··· DATASET

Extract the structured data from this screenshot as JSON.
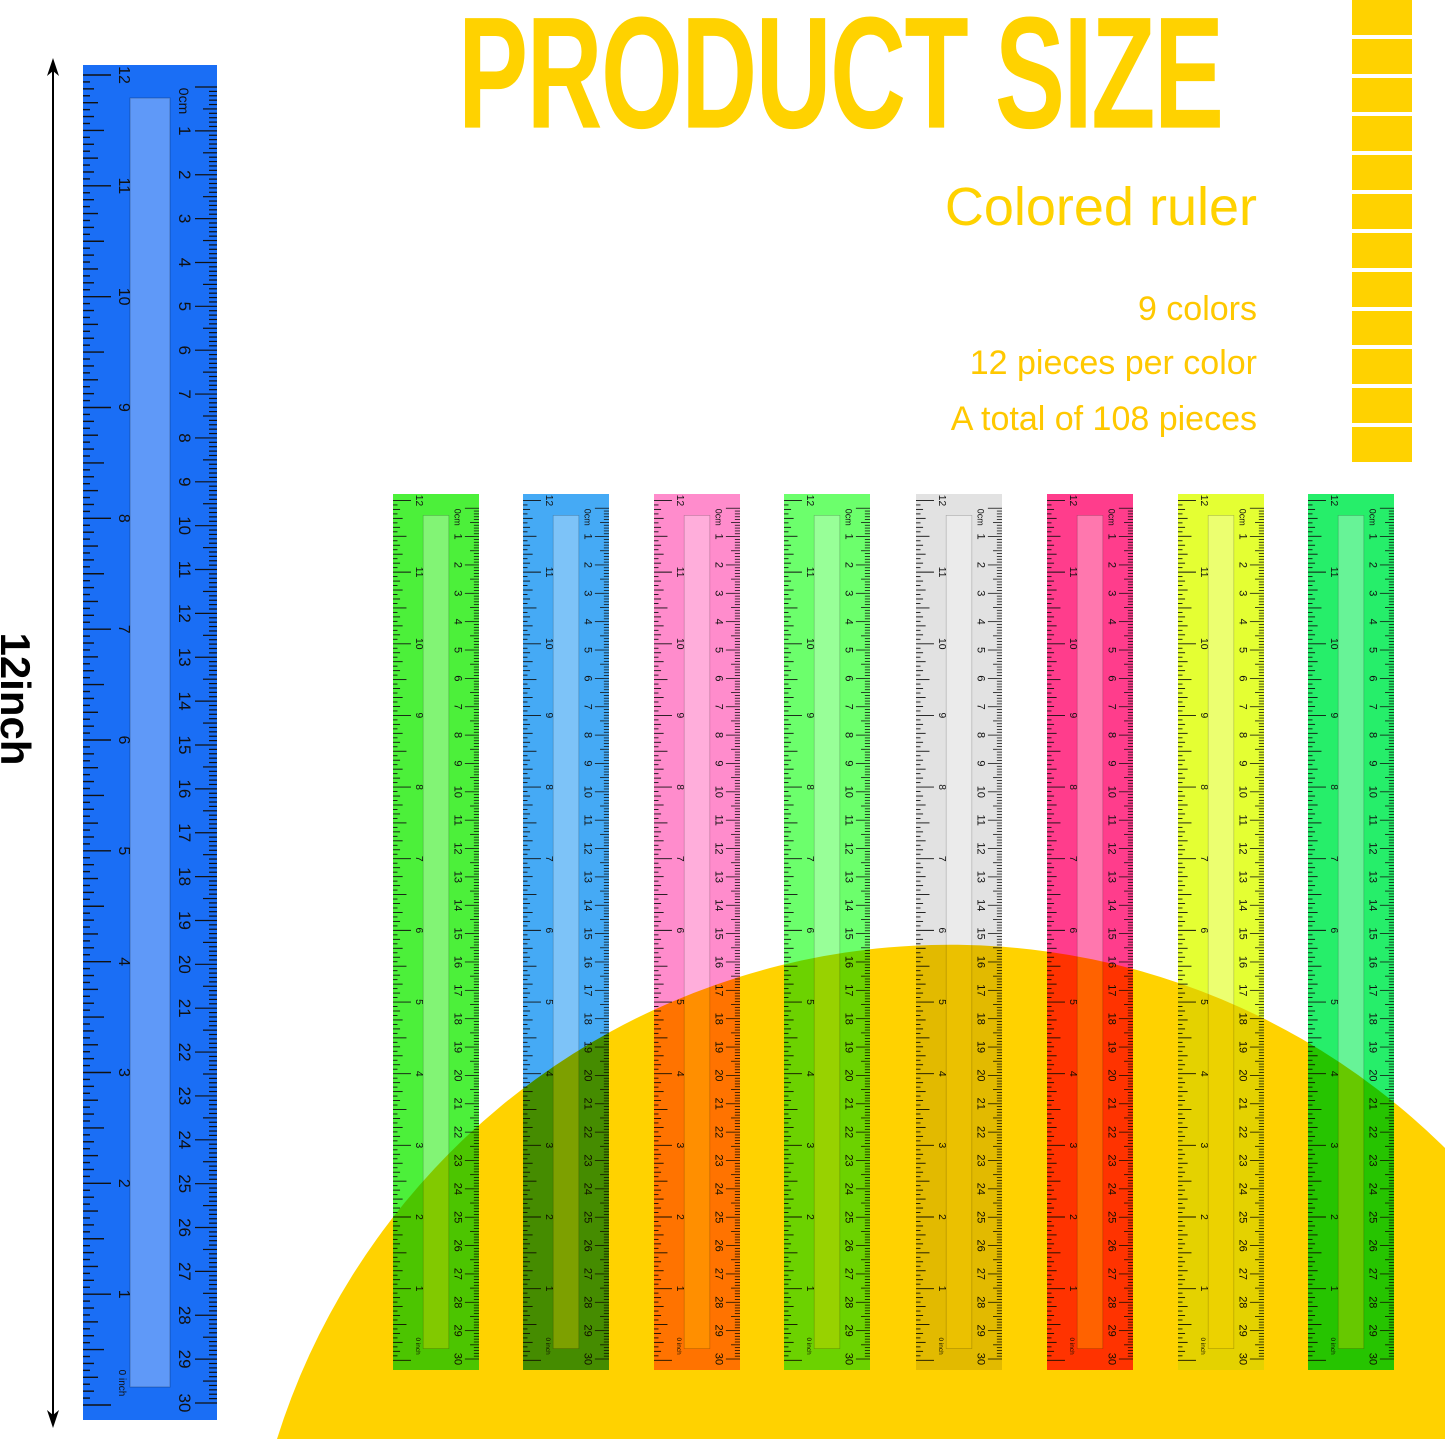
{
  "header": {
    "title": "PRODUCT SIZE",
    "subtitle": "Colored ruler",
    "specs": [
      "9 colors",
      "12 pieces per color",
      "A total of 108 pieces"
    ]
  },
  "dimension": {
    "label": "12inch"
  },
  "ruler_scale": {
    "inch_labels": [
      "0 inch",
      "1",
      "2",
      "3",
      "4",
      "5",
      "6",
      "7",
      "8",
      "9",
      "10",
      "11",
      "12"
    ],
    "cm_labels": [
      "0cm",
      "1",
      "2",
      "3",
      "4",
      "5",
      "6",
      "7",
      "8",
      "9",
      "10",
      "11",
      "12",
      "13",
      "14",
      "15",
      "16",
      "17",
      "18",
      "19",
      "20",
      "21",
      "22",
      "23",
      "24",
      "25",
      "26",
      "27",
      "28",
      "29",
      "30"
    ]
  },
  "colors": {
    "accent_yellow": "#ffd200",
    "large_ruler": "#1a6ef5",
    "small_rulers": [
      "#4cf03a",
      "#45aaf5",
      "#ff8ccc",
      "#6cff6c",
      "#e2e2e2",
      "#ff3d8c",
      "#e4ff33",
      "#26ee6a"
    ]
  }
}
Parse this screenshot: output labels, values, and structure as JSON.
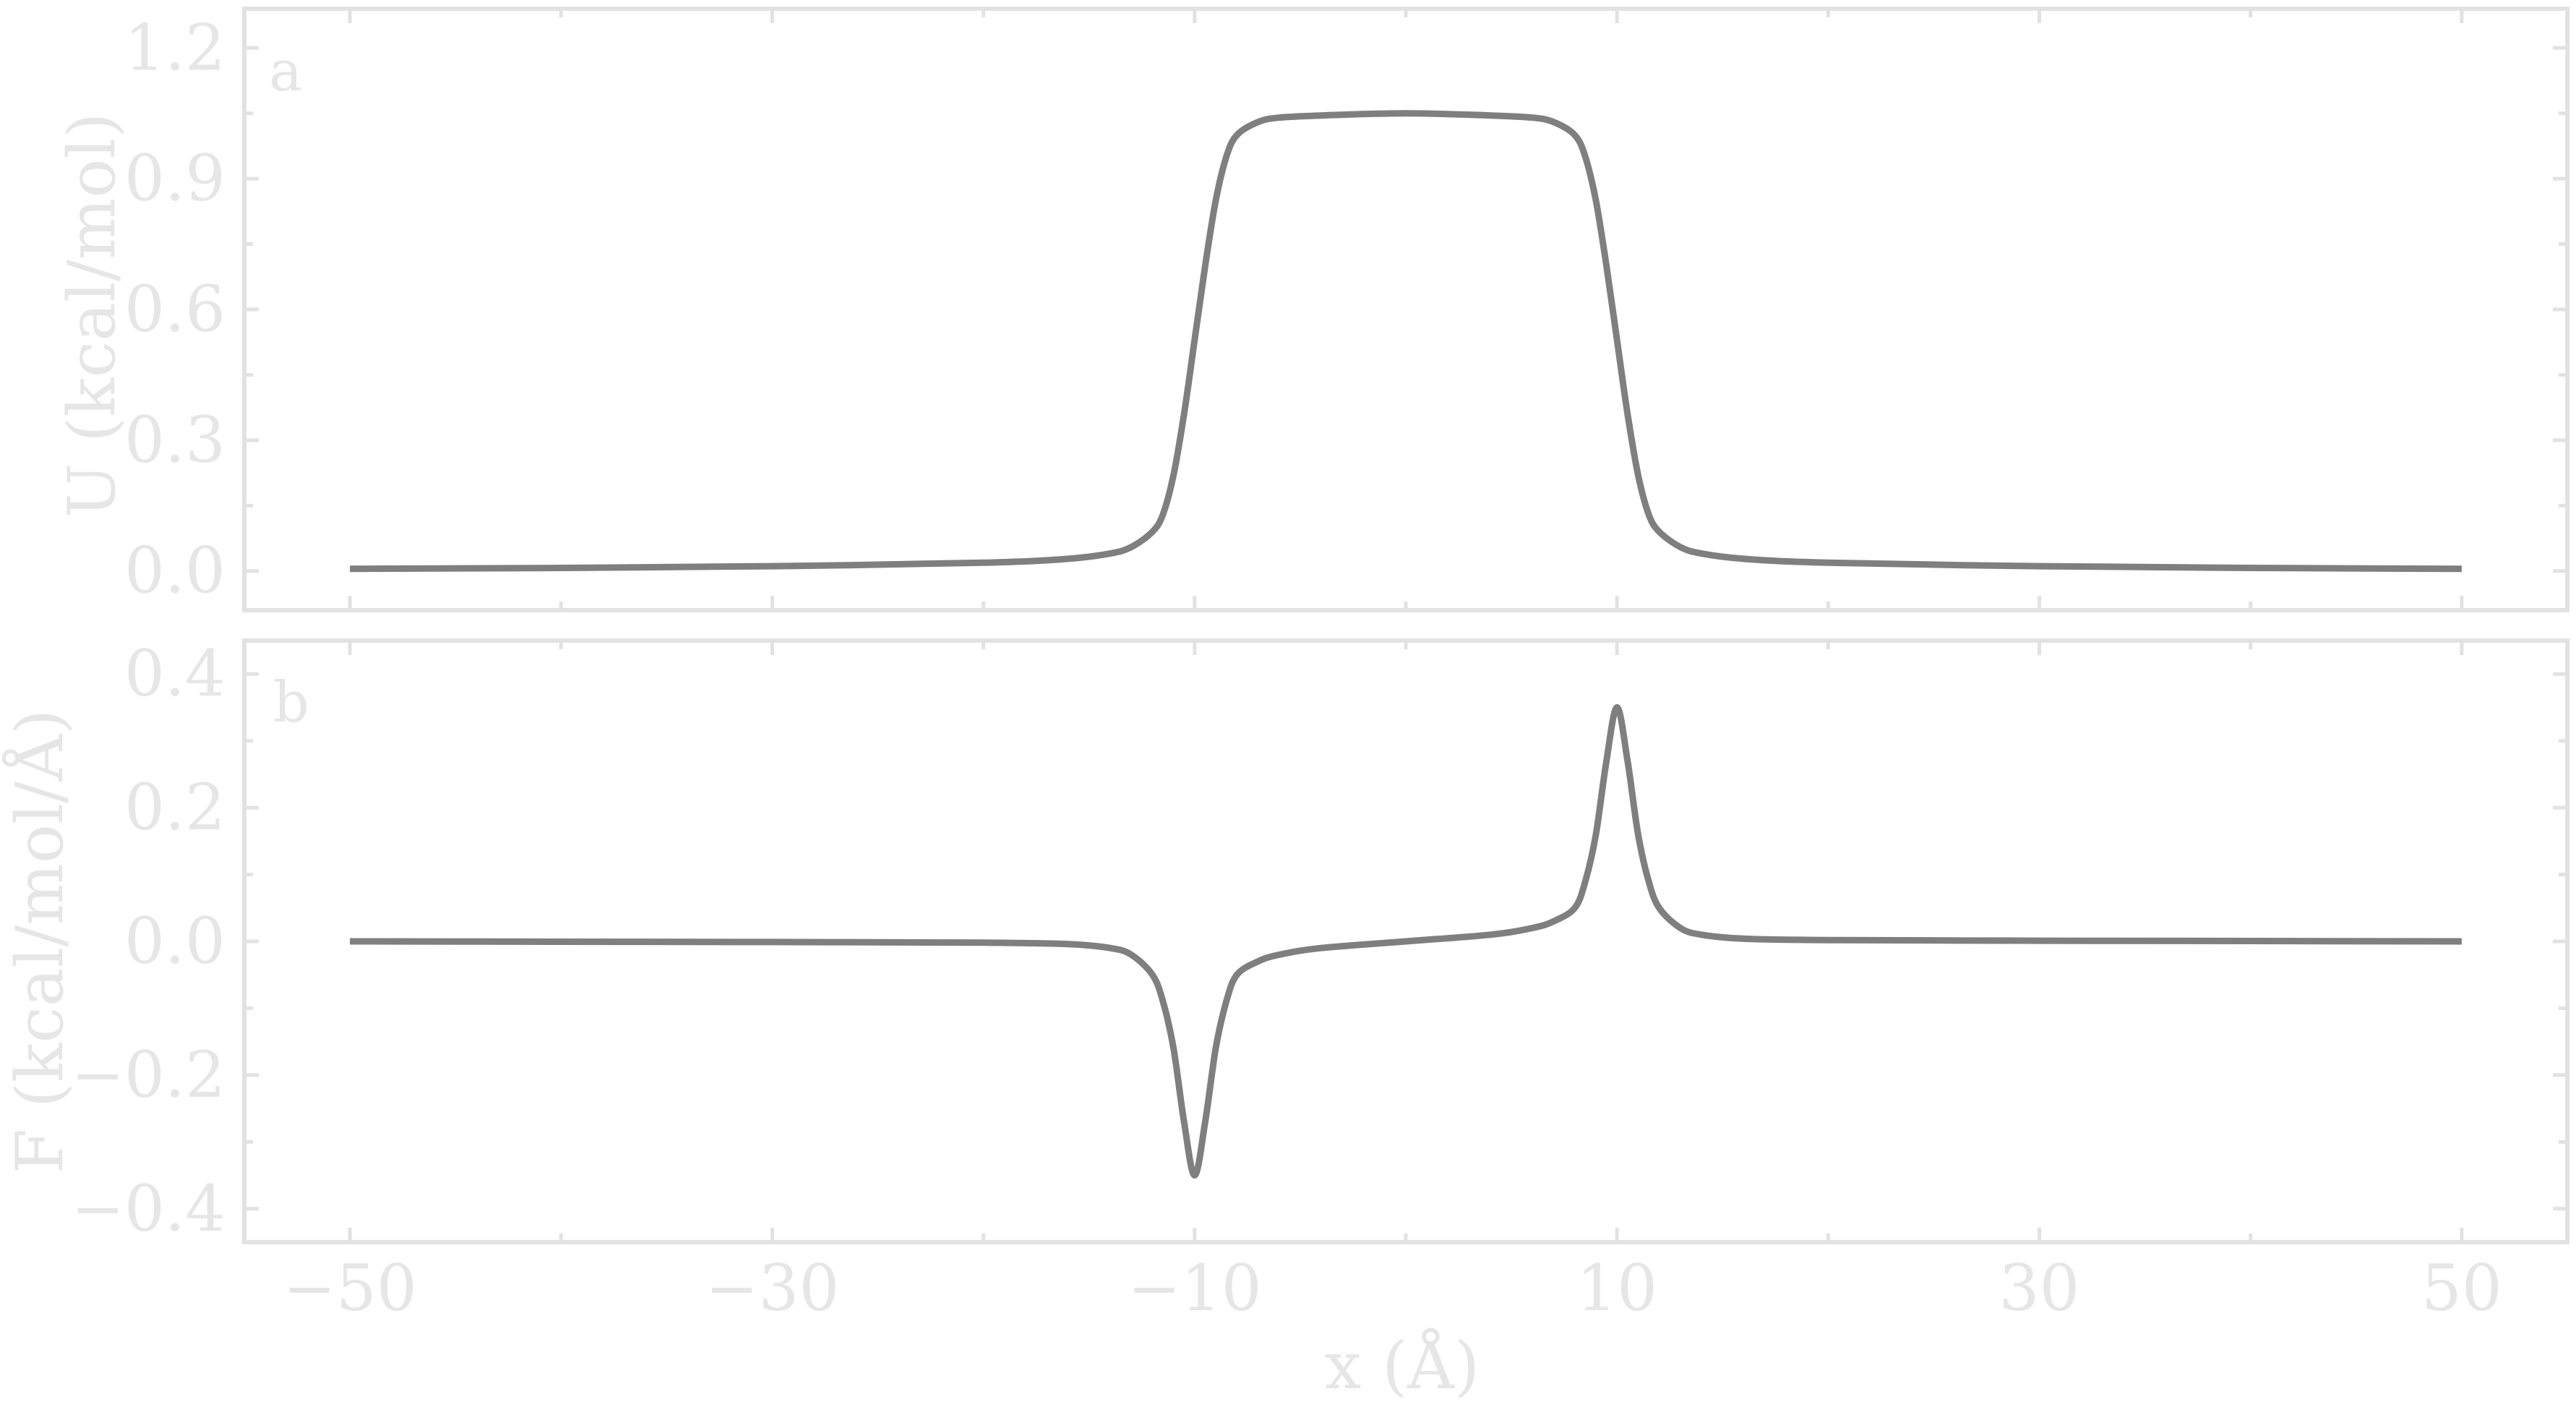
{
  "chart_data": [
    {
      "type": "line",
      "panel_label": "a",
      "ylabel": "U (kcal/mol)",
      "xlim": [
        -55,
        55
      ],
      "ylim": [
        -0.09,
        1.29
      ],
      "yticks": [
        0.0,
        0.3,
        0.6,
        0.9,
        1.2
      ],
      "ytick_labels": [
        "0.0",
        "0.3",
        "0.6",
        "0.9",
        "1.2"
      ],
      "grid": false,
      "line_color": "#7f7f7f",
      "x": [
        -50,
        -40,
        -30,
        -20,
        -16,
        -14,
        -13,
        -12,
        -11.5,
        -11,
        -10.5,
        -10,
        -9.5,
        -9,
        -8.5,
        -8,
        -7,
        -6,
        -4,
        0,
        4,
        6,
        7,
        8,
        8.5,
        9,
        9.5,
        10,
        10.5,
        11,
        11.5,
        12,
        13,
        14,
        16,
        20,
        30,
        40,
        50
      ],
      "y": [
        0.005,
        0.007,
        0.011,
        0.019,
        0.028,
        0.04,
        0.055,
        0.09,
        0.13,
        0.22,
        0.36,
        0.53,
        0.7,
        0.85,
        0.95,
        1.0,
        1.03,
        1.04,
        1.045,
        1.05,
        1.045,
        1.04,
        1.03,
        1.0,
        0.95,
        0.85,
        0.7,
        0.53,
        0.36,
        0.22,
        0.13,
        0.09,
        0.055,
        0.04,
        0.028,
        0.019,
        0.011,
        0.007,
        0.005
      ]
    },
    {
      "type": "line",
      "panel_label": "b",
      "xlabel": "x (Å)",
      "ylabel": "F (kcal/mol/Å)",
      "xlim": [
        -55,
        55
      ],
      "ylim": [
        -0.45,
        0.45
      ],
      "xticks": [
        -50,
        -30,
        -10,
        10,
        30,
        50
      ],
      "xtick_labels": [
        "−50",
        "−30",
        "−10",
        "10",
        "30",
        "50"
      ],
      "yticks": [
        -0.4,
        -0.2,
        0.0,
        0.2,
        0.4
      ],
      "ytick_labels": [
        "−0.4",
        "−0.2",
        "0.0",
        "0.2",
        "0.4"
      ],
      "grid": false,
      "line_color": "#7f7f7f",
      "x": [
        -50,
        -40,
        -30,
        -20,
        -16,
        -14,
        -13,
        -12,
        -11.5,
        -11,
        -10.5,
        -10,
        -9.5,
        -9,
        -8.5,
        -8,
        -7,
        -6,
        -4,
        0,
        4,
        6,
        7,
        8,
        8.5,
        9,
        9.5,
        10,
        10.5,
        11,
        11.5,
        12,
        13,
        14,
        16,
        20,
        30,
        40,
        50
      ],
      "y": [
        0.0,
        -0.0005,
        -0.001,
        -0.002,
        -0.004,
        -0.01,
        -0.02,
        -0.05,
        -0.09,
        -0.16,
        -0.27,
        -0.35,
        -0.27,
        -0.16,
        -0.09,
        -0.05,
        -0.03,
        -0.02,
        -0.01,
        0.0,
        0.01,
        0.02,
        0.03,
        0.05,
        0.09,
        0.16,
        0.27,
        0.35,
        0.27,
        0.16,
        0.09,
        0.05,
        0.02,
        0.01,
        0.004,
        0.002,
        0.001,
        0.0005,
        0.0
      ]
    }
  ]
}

······

_WHAT IS REQUIRED_
Pick out each line above that includes "screenshot" and show it.

_THE OUTPUT_
Extract the structured data from this screenshot as JSON.
Parse this screenshot: output labels, values, and structure as JSON.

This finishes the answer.